REQUEST: Restate each line of the listing exactly, without carrying over any pictures.

Dataset items

....

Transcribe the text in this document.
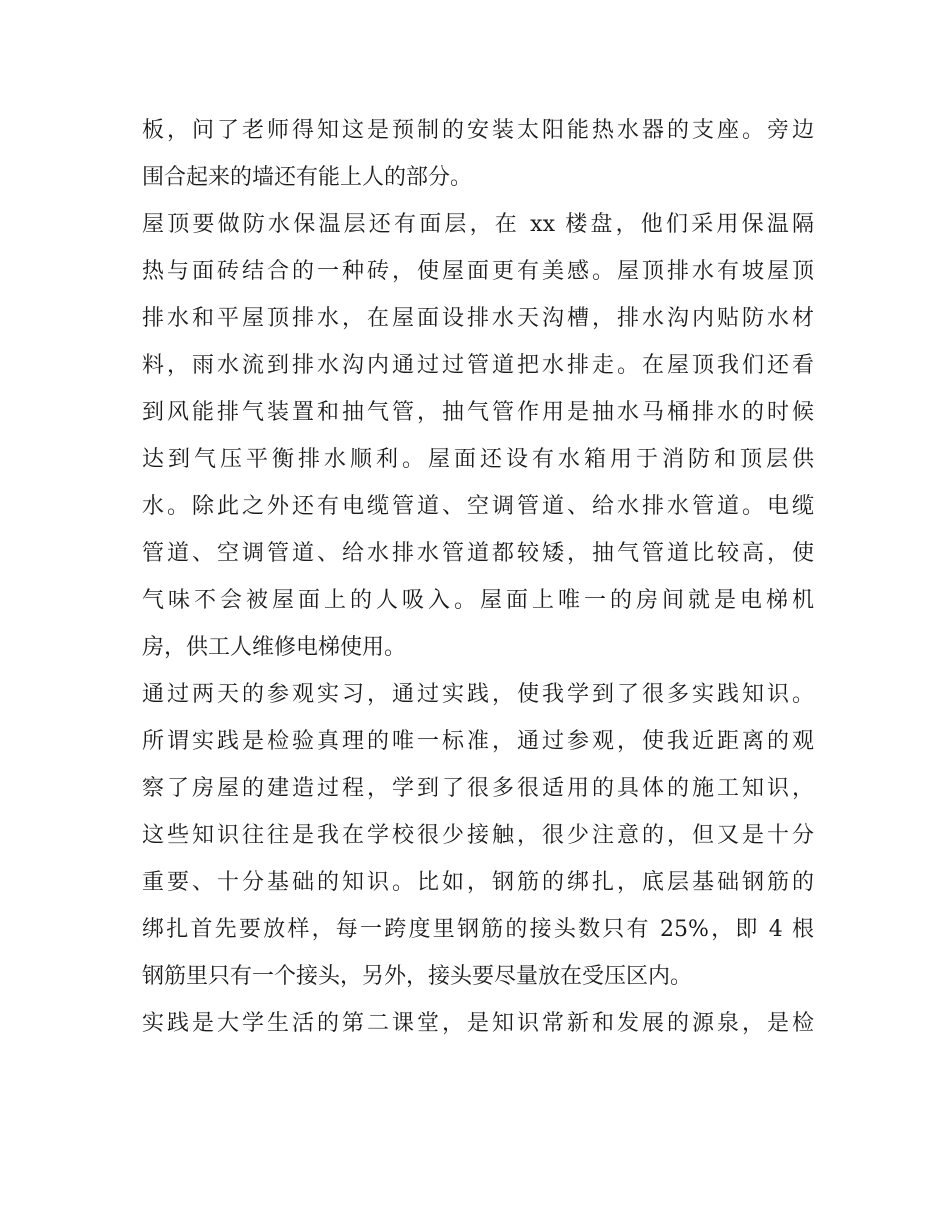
板，问了老师得知这是预制的安装太阳能热水器的支座。旁边
围合起来的墙还有能上人的部分。
屋顶要做防水保温层还有面层，在 xx 楼盘，他们采用保温隔
热与面砖结合的一种砖，使屋面更有美感。屋顶排水有坡屋顶
排水和平屋顶排水，在屋面设排水天沟槽，排水沟内贴防水材
料，雨水流到排水沟内通过过管道把水排走。在屋顶我们还看
到风能排气装置和抽气管，抽气管作用是抽水马桶排水的时候
达到气压平衡排水顺利。屋面还设有水箱用于消防和顶层供
水。除此之外还有电缆管道、空调管道、给水排水管道。电缆
管道、空调管道、给水排水管道都较矮，抽气管道比较高，使
气味不会被屋面上的人吸入。屋面上唯一的房间就是电梯机
房，供工人维修电梯使用。
通过两天的参观实习，通过实践，使我学到了很多实践知识。
所谓实践是检验真理的唯一标准，通过参观，使我近距离的观
察了房屋的建造过程，学到了很多很适用的具体的施工知识，
这些知识往往是我在学校很少接触，很少注意的，但又是十分
重要、十分基础的知识。比如，钢筋的绑扎，底层基础钢筋的
绑扎首先要放样，每一跨度里钢筋的接头数只有 25%，即 4 根
钢筋里只有一个接头，另外，接头要尽量放在受压区内。
实践是大学生活的第二课堂，是知识常新和发展的源泉，是检
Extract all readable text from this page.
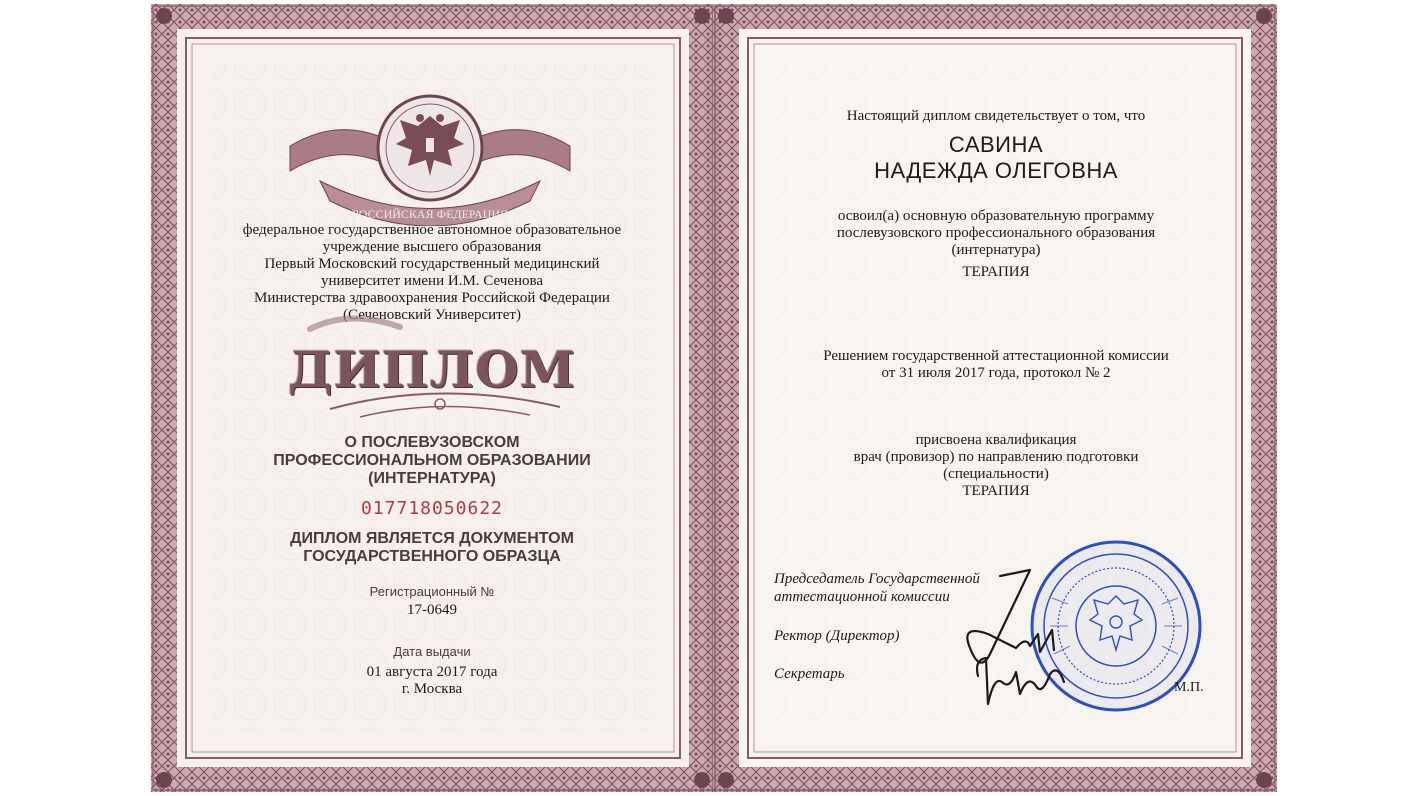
РОССИЙСКАЯ ФЕДЕРАЦИЯ
федеральное государственное автономное образовательное
учреждение высшего образования
Первый Московский государственный медицинский
университет имени И.М. Сеченова
Министерства здравоохранения Российской Федерации
(Сеченовский Университет)
ДИПЛОМ
О ПОСЛЕВУЗОВСКОМ
ПРОФЕССИОНАЛЬНОМ ОБРАЗОВАНИИ
(ИНТЕРНАТУРА)
017718050622
ДИПЛОМ ЯВЛЯЕТСЯ ДОКУМЕНТОМ
ГОСУДАРСТВЕННОГО ОБРАЗЦА
Регистрационный №
17-0649
Дата выдачи
01 августа 2017 года
г. Москва
Настоящий диплом свидетельствует о том, что
САВИНА
НАДЕЖДА ОЛЕГОВНА
освоил(а) основную образовательную программу
послевузовского профессионального образования
(интернатура)
ТЕРАПИЯ
Решением государственной аттестационной комиссии
от 31 июля 2017 года, протокол № 2
присвоена квалификация
врач (провизор) по направлению подготовки
(специальности)
ТЕРАПИЯ
Председатель Государственной
аттестационной комиссии
Ректор (Директор)
Секретарь
М.П.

....

FINISHED EXERCISE:
Transcribe the text in this document.
板，问了老师得知这是预制的安装太阳能热水器的支座。旁边
围合起来的墙还有能上人的部分。
屋顶要做防水保温层还有面层，在 xx 楼盘，他们采用保温隔
热与面砖结合的一种砖，使屋面更有美感。屋顶排水有坡屋顶
排水和平屋顶排水，在屋面设排水天沟槽，排水沟内贴防水材
料，雨水流到排水沟内通过过管道把水排走。在屋顶我们还看
到风能排气装置和抽气管，抽气管作用是抽水马桶排水的时候
达到气压平衡排水顺利。屋面还设有水箱用于消防和顶层供
水。除此之外还有电缆管道、空调管道、给水排水管道。电缆
管道、空调管道、给水排水管道都较矮，抽气管道比较高，使
气味不会被屋面上的人吸入。屋面上唯一的房间就是电梯机
房，供工人维修电梯使用。
通过两天的参观实习，通过实践，使我学到了很多实践知识。
所谓实践是检验真理的唯一标准，通过参观，使我近距离的观
察了房屋的建造过程，学到了很多很适用的具体的施工知识，
这些知识往往是我在学校很少接触，很少注意的，但又是十分
重要、十分基础的知识。比如，钢筋的绑扎，底层基础钢筋的
绑扎首先要放样，每一跨度里钢筋的接头数只有 25%，即 4 根
钢筋里只有一个接头，另外，接头要尽量放在受压区内。
实践是大学生活的第二课堂，是知识常新和发展的源泉，是检
Extract all readable text from this page.
РОССИЙСКАЯ ФЕДЕРАЦИЯ
федеральное государственное автономное образовательное
учреждение высшего образования
Первый Московский государственный медицинский
университет имени И.М. Сеченова
Министерства здравоохранения Российской Федерации
(Сеченовский Университет)
ДИПЛОМ
О ПОСЛЕВУЗОВСКОМ
ПРОФЕССИОНАЛЬНОМ ОБРАЗОВАНИИ
(ИНТЕРНАТУРА)
017718050622
ДИПЛОМ ЯВЛЯЕТСЯ ДОКУМЕНТОМ
ГОСУДАРСТВЕННОГО ОБРАЗЦА
Регистрационный №
17-0649
Дата выдачи
01 августа 2017 года
г. Москва
Настоящий диплом свидетельствует о том, что
САВИНА
НАДЕЖДА ОЛЕГОВНА
освоил(а) основную образовательную программу
послевузовского профессионального образования
(интернатура)
ТЕРАПИЯ
Решением государственной аттестационной комиссии
от 31 июля 2017 года, протокол № 2
присвоена квалификация
врач (провизор) по направлению подготовки
(специальности)
ТЕРАПИЯ
Председатель Государственной
аттестационной комиссии
Ректор (Директор)
Секретарь
М.П.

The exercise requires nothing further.